Stored dataset items:
──────

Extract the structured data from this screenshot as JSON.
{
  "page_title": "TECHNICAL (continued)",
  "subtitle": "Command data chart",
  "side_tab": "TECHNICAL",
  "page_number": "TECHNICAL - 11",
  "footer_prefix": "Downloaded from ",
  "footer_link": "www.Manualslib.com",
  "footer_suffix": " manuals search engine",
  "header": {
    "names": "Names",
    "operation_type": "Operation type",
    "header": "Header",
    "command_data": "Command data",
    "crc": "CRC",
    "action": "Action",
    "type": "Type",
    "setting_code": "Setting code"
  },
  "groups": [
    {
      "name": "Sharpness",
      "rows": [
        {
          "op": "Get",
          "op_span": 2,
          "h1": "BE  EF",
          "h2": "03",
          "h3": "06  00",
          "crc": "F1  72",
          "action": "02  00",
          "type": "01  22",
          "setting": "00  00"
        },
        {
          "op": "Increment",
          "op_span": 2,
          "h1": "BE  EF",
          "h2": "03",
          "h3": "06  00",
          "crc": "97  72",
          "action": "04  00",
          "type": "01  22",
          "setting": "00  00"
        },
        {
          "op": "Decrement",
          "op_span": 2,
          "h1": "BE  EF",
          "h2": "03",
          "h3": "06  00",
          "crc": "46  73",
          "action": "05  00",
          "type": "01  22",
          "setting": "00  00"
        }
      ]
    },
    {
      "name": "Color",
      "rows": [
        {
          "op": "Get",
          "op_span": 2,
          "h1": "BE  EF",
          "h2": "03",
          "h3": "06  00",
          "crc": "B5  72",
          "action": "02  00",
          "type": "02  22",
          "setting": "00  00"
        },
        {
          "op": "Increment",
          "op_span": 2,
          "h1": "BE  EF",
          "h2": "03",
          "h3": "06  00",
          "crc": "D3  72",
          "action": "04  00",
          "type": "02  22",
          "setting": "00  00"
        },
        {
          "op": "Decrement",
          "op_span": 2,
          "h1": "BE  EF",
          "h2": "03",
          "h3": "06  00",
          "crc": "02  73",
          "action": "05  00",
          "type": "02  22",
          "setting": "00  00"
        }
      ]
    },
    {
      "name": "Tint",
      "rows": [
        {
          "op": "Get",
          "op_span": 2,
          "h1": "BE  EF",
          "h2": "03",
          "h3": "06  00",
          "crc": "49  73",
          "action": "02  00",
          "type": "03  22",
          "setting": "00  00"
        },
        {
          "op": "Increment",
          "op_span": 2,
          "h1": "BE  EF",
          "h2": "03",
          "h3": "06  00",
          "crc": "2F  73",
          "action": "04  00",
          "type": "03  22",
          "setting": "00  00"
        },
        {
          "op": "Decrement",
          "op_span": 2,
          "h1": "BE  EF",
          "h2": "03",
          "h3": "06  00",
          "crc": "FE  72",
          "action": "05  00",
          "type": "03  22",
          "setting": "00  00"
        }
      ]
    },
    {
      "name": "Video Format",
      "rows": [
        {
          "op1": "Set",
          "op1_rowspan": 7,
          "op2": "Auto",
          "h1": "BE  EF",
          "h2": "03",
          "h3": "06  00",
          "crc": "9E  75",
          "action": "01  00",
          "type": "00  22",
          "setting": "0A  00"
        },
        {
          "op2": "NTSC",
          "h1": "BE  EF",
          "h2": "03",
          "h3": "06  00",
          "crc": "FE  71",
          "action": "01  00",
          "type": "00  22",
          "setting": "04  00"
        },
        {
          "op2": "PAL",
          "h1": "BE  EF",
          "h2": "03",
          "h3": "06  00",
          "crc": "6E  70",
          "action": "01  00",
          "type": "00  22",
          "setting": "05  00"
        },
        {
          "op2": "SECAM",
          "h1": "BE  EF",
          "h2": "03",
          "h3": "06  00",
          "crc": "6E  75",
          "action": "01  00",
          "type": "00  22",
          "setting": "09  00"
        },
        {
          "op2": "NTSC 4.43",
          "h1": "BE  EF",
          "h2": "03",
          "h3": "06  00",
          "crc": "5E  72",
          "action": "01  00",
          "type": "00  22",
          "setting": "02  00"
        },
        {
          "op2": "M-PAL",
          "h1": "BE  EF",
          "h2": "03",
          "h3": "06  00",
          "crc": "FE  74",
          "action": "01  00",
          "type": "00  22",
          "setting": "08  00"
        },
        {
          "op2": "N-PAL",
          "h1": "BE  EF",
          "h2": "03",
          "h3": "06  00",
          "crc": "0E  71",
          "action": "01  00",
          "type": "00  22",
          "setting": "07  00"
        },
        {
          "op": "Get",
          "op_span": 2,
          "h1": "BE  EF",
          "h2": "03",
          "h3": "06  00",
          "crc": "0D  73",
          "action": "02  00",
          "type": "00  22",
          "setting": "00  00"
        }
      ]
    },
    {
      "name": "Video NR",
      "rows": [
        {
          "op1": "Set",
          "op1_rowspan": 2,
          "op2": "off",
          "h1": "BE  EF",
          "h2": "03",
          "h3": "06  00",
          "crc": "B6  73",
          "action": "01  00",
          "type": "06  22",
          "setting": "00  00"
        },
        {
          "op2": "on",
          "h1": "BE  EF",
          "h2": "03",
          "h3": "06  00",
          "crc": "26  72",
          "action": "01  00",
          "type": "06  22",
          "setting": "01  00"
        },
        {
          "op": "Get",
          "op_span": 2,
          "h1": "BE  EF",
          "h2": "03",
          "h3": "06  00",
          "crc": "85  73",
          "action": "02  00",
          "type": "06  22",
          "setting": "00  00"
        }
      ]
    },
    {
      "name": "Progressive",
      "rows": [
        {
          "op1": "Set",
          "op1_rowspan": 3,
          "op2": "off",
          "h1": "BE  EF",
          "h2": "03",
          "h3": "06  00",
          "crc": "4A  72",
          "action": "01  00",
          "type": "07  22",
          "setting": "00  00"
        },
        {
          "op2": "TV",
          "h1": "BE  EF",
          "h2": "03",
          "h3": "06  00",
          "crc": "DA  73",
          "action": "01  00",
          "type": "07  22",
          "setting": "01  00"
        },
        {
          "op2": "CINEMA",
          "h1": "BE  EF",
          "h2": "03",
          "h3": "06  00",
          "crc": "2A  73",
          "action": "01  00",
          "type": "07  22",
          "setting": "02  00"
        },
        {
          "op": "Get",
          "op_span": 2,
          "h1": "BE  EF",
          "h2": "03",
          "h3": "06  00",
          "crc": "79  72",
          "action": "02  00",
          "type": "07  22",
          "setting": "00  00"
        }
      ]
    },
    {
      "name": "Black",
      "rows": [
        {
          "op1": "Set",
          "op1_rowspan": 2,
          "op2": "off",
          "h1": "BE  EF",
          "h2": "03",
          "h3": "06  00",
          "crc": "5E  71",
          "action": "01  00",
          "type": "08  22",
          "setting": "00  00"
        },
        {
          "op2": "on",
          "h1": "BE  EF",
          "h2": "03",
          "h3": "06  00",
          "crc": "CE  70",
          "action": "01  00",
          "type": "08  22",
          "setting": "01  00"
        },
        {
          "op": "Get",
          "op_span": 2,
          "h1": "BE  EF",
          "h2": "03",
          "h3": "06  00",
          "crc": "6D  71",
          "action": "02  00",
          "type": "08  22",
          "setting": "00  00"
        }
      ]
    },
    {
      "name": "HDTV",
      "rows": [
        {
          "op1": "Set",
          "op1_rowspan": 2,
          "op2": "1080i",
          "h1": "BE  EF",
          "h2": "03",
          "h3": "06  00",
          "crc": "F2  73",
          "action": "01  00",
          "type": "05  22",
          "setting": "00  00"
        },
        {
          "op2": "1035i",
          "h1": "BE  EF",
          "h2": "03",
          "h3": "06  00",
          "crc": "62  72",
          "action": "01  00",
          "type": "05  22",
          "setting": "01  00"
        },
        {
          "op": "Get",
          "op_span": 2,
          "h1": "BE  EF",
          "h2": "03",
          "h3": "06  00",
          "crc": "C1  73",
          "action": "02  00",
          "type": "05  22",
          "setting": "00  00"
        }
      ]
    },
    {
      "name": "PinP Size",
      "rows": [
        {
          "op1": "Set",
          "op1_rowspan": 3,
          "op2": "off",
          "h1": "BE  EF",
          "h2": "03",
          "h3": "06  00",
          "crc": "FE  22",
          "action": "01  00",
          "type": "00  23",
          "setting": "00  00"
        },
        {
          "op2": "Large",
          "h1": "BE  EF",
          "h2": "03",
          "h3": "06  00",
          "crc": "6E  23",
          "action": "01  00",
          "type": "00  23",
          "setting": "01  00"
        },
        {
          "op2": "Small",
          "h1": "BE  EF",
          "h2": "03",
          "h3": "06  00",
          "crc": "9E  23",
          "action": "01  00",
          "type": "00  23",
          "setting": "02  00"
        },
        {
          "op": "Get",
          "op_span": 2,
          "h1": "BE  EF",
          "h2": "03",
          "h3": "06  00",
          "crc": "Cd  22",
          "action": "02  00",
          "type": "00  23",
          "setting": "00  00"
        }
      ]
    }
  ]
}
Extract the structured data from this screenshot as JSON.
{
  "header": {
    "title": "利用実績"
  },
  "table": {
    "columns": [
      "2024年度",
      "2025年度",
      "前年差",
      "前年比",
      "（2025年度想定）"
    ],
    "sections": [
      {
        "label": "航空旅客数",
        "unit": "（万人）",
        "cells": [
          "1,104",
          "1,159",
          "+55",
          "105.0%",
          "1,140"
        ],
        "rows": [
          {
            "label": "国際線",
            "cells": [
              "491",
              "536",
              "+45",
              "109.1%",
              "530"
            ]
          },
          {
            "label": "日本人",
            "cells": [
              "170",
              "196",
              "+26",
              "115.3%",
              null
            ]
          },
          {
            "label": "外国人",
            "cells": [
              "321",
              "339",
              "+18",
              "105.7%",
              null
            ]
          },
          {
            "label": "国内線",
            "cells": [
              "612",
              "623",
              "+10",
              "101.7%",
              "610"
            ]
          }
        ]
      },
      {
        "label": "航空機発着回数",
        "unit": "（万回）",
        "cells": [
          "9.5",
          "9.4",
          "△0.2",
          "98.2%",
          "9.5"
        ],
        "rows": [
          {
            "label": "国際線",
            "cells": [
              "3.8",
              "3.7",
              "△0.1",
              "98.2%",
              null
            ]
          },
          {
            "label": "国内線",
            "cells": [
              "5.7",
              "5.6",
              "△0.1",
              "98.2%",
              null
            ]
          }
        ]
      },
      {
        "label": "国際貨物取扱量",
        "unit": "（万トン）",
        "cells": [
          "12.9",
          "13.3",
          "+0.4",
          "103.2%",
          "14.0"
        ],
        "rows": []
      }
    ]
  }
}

──────

**Job**:
Note every line above where the string "label" shows up, and copy those lines.

**Answer below**:
        "label": "航空旅客数",
            "label": "国際線",
            "label": "日本人",
            "label": "外国人",
            "label": "国内線",
        "label": "航空機発着回数",
            "label": "国際線",
            "label": "国内線",
        "label": "国際貨物取扱量",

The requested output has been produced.